## EXCERPTED DATA

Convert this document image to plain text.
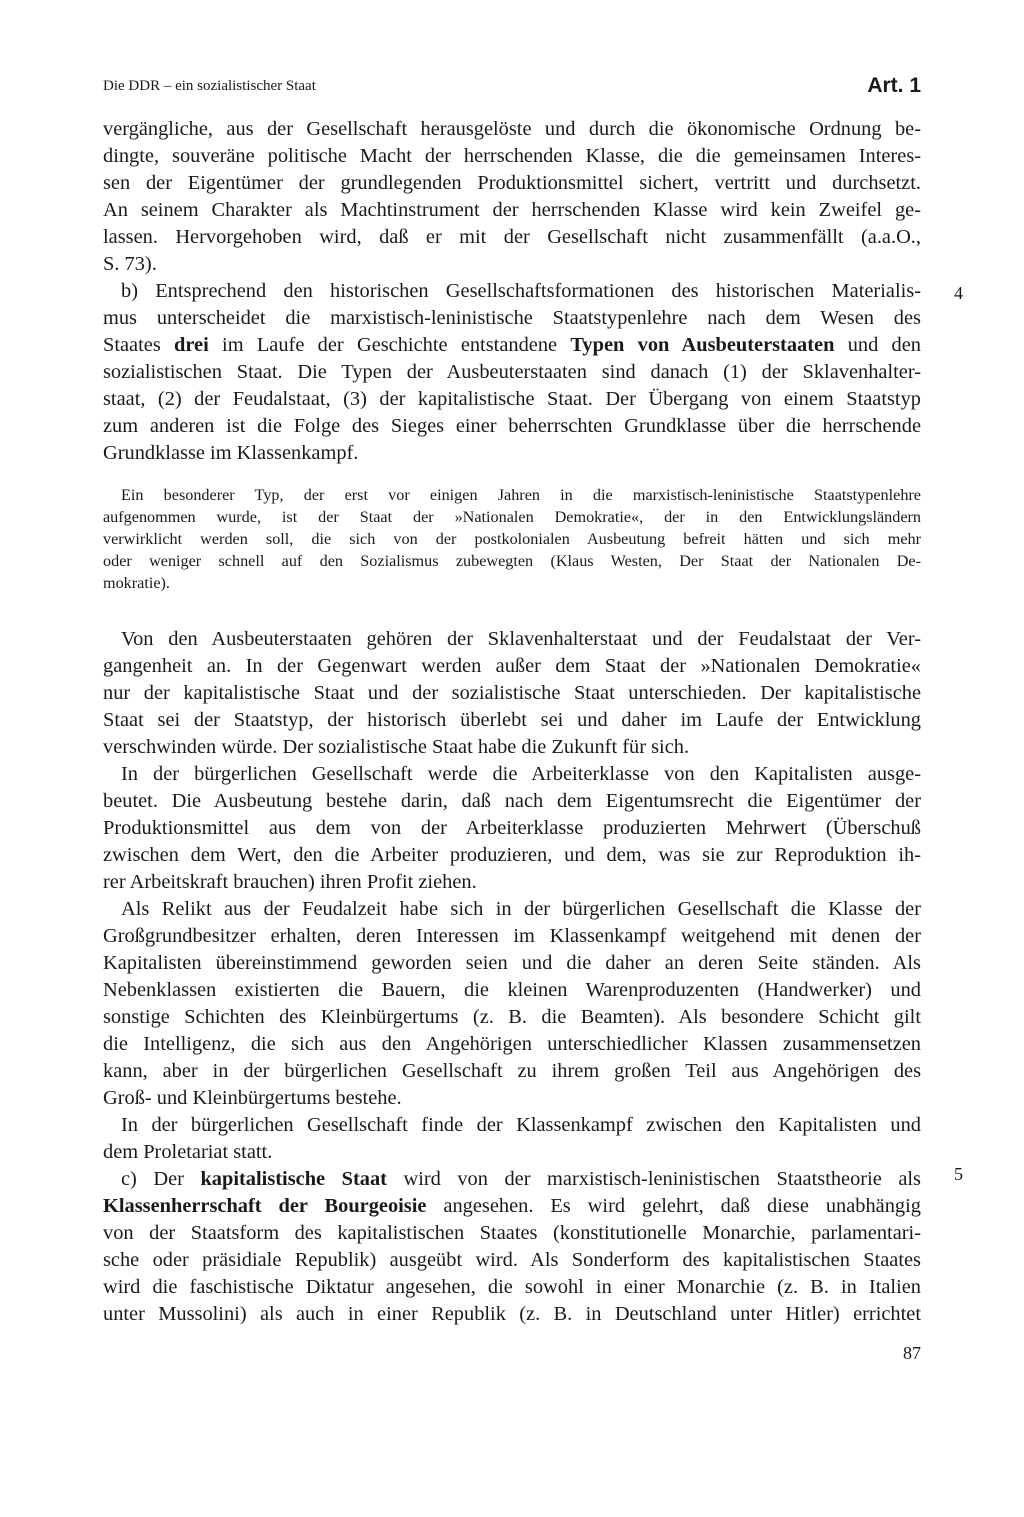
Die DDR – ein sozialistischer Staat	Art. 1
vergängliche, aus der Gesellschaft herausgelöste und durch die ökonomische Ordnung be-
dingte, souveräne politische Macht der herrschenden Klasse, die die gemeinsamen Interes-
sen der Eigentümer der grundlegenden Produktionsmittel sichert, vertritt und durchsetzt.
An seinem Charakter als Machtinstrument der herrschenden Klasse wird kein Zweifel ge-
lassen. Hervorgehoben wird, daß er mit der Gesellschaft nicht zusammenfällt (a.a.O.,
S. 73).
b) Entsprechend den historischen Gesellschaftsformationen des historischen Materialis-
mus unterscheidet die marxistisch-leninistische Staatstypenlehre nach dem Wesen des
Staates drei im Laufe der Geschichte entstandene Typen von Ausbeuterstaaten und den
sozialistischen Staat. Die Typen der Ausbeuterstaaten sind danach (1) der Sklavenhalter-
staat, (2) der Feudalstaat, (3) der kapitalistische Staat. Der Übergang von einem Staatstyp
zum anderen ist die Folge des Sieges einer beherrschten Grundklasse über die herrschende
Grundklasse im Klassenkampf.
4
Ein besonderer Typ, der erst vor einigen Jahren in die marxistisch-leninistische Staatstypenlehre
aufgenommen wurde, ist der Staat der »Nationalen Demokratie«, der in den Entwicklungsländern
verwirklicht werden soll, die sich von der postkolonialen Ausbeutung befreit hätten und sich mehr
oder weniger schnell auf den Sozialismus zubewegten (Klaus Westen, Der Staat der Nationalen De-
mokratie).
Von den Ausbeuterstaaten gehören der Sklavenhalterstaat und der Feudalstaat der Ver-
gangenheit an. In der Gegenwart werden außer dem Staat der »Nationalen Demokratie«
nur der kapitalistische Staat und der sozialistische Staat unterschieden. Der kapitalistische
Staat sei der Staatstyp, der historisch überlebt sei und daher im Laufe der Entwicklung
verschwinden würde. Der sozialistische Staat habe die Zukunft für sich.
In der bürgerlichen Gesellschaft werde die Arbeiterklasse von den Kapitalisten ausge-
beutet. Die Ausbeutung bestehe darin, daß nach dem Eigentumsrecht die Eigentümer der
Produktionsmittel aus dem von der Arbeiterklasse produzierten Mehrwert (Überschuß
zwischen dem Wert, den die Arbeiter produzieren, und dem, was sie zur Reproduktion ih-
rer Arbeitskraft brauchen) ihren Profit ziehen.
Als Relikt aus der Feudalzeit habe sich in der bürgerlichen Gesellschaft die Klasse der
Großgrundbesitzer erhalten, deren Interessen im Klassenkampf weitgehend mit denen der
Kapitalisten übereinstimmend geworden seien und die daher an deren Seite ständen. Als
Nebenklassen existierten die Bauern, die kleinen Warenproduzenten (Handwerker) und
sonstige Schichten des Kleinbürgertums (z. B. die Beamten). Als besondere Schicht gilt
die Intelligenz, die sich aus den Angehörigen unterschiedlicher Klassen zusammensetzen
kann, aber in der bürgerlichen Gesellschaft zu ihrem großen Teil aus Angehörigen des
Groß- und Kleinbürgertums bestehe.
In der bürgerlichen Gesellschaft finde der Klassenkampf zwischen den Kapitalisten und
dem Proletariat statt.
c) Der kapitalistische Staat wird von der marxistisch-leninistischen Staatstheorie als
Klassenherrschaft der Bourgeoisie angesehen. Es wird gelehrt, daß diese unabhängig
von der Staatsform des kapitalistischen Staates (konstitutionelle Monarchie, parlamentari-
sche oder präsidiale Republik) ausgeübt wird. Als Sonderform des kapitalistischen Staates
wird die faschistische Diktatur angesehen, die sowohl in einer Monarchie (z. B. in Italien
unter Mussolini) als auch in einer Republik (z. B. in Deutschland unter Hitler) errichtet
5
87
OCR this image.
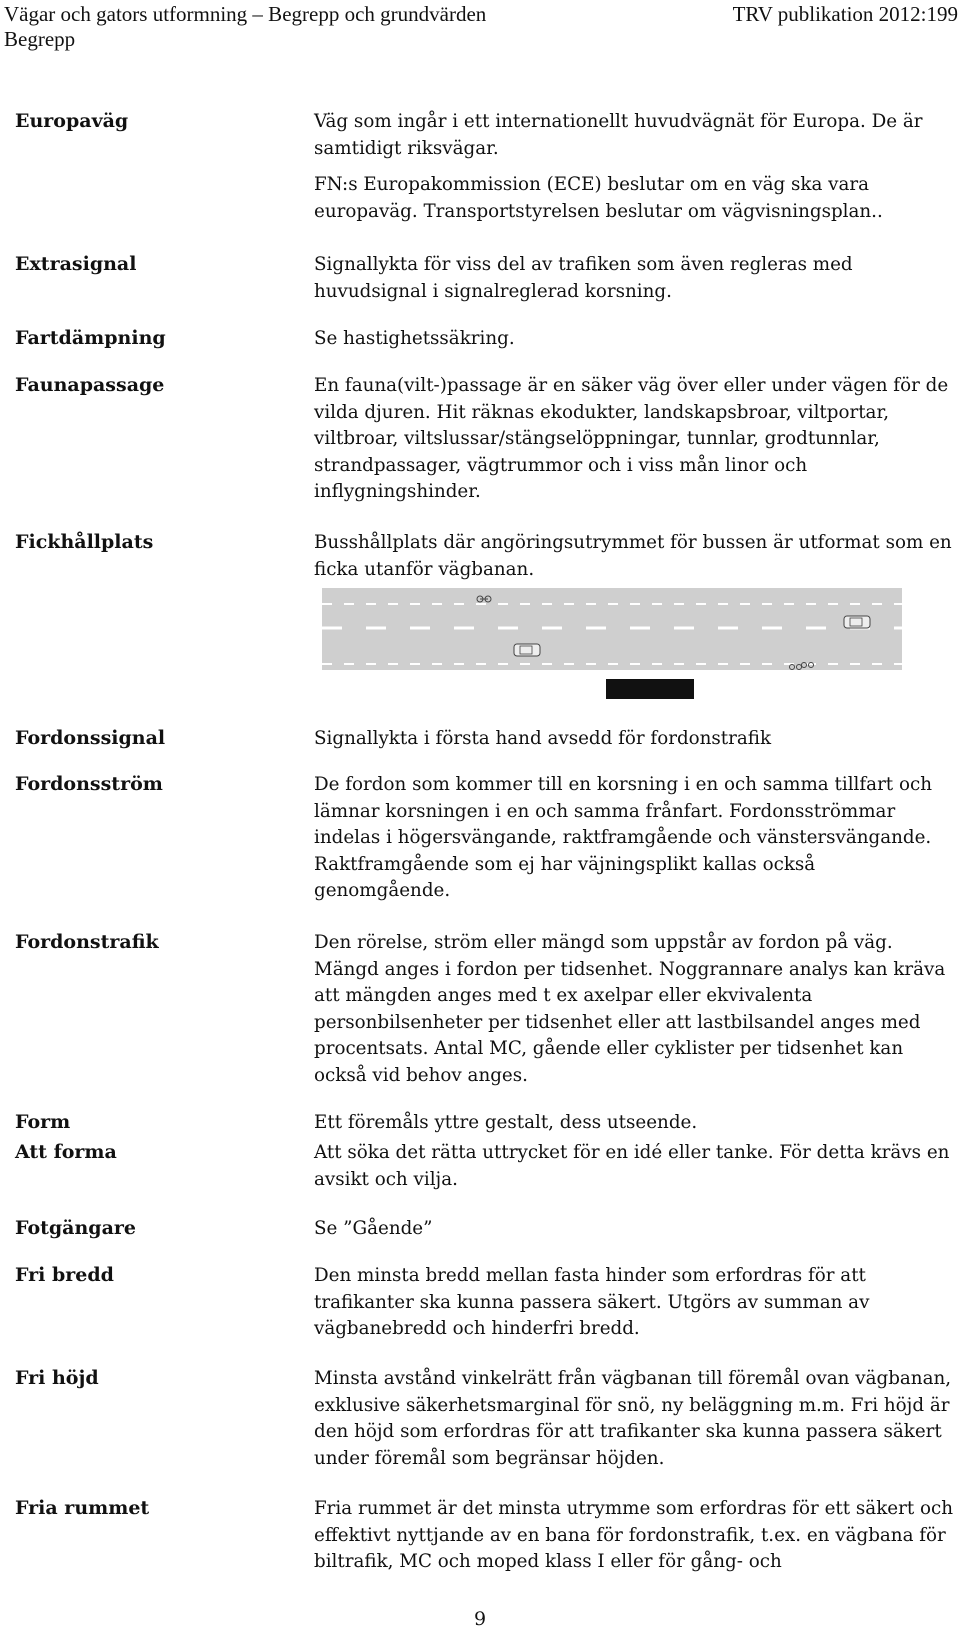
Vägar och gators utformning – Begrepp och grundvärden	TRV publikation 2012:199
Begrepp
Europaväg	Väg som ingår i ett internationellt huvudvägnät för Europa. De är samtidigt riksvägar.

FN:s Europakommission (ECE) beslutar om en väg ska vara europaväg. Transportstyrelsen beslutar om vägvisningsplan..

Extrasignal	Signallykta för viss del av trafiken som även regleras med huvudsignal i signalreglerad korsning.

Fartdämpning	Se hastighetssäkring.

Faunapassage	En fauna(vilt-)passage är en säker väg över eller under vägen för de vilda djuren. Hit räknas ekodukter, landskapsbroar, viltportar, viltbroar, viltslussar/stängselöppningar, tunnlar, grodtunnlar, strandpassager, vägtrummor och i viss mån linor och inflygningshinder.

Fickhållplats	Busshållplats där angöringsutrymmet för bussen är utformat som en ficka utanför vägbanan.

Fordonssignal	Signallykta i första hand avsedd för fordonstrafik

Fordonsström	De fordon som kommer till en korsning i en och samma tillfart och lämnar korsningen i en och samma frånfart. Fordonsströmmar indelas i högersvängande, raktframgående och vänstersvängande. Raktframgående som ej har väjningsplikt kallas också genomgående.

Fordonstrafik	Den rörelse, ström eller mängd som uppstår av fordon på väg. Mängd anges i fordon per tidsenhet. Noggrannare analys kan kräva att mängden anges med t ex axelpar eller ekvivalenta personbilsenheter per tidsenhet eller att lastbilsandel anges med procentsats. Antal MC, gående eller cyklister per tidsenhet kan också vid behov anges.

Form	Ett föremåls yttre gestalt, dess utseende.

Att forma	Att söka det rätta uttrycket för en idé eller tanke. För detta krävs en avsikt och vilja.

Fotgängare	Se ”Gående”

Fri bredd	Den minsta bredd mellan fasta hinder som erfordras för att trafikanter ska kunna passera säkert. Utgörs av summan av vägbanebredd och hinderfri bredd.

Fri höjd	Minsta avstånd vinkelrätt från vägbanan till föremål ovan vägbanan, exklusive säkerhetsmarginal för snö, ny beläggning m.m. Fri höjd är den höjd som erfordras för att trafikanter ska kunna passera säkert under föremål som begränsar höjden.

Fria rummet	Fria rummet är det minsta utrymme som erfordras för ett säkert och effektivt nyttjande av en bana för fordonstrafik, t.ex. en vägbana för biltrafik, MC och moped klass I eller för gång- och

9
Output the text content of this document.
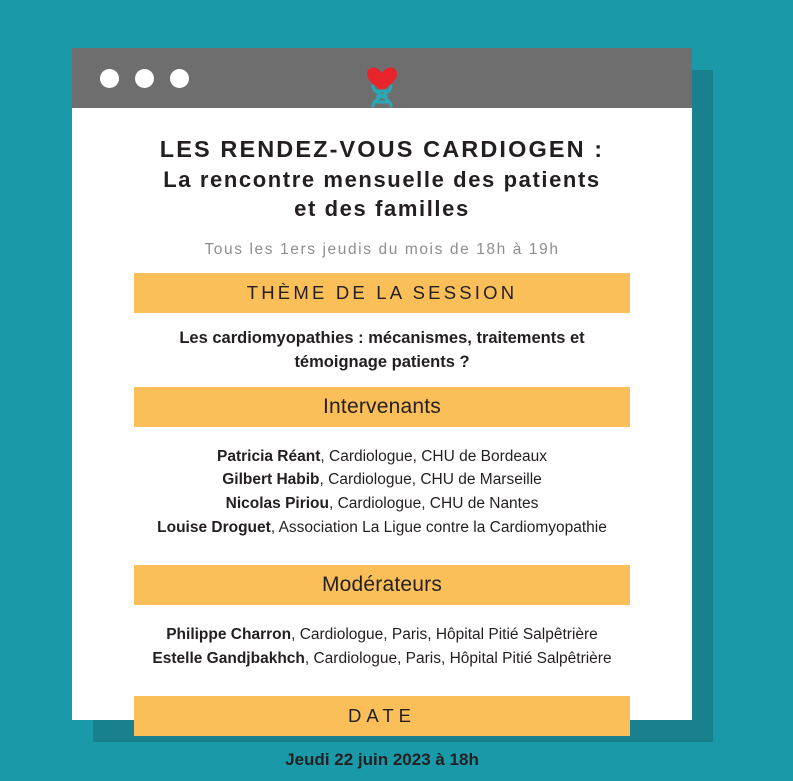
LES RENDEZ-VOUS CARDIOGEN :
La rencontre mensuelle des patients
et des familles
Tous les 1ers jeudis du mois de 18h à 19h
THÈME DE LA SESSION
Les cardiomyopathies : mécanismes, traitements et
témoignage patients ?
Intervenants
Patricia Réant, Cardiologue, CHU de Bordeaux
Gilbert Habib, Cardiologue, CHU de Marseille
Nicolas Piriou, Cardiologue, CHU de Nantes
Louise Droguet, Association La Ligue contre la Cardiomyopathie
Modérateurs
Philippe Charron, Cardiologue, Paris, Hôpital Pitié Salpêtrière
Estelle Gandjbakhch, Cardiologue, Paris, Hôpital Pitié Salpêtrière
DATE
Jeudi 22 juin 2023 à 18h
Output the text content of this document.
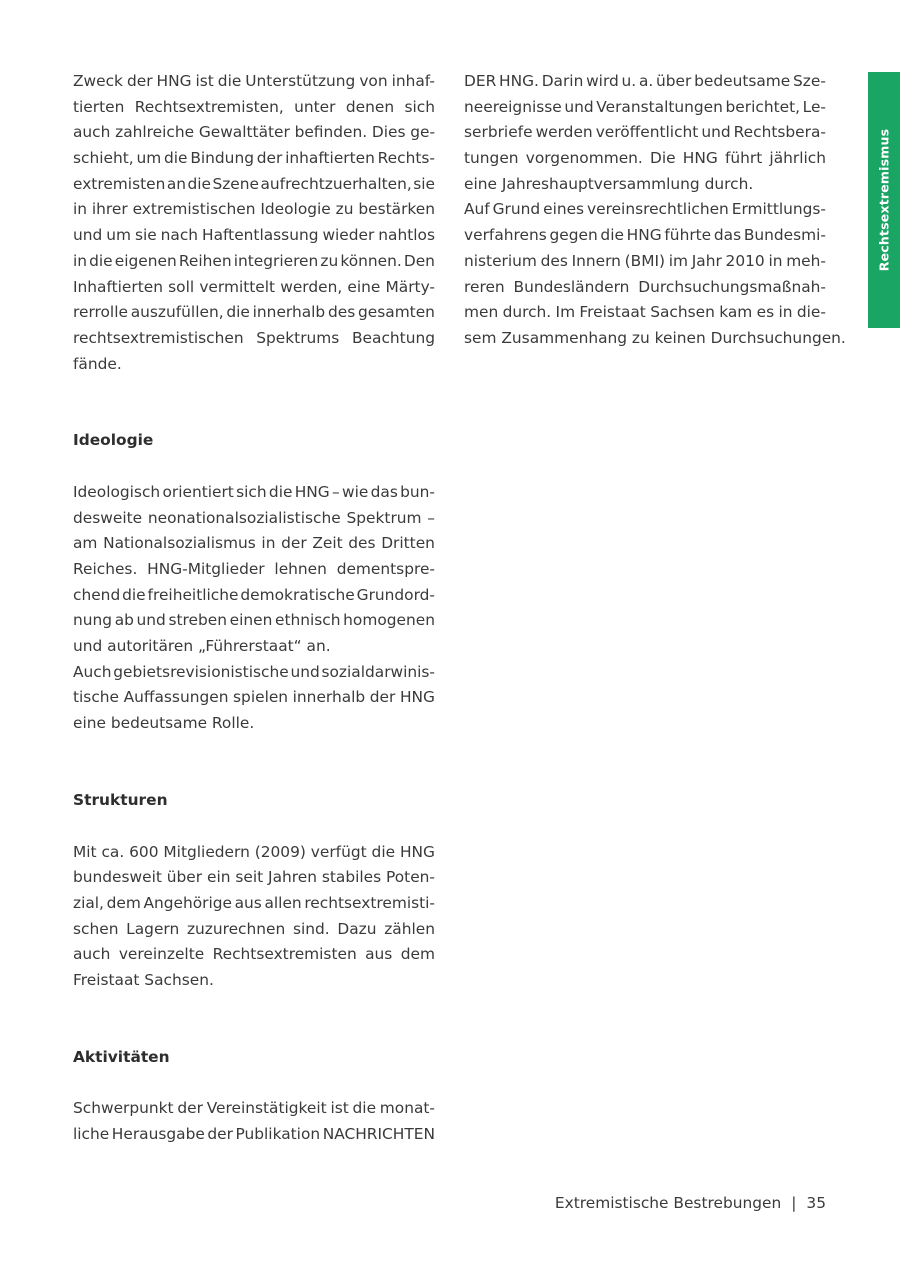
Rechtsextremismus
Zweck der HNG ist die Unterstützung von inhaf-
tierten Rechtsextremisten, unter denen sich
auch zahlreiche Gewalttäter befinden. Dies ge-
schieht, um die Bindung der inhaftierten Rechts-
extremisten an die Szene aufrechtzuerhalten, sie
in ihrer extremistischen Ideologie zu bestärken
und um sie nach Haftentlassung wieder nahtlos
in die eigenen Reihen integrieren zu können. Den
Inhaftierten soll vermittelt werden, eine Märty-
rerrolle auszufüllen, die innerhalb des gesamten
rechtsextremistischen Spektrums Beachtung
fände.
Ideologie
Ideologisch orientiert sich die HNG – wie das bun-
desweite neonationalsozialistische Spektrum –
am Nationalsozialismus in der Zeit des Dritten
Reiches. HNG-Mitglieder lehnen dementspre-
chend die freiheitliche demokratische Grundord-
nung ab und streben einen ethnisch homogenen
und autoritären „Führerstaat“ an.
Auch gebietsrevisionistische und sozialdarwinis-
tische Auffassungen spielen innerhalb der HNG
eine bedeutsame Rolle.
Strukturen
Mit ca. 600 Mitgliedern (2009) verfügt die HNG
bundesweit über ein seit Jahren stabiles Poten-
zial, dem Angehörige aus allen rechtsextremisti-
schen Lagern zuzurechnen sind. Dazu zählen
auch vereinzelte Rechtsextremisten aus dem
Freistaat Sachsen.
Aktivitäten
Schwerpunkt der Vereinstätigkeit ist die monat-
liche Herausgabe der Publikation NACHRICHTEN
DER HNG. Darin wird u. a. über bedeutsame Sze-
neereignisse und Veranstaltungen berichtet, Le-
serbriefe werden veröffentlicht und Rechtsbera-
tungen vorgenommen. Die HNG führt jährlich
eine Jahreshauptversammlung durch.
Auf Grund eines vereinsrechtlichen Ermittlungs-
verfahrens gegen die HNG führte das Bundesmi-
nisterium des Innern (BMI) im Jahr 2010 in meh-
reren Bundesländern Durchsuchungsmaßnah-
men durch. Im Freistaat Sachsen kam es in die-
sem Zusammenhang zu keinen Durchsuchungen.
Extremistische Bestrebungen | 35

## PROBLEM
Could you find every line in the records above that has the string "Eigentümer" and copy it?

## EXPECTED ANSWER
sen der Eigentümer der grundlegenden Produktionsmittel sichert, vertritt und durchsetzt.
beutet. Die Ausbeutung bestehe darin, daß nach dem Eigentumsrecht die Eigentümer der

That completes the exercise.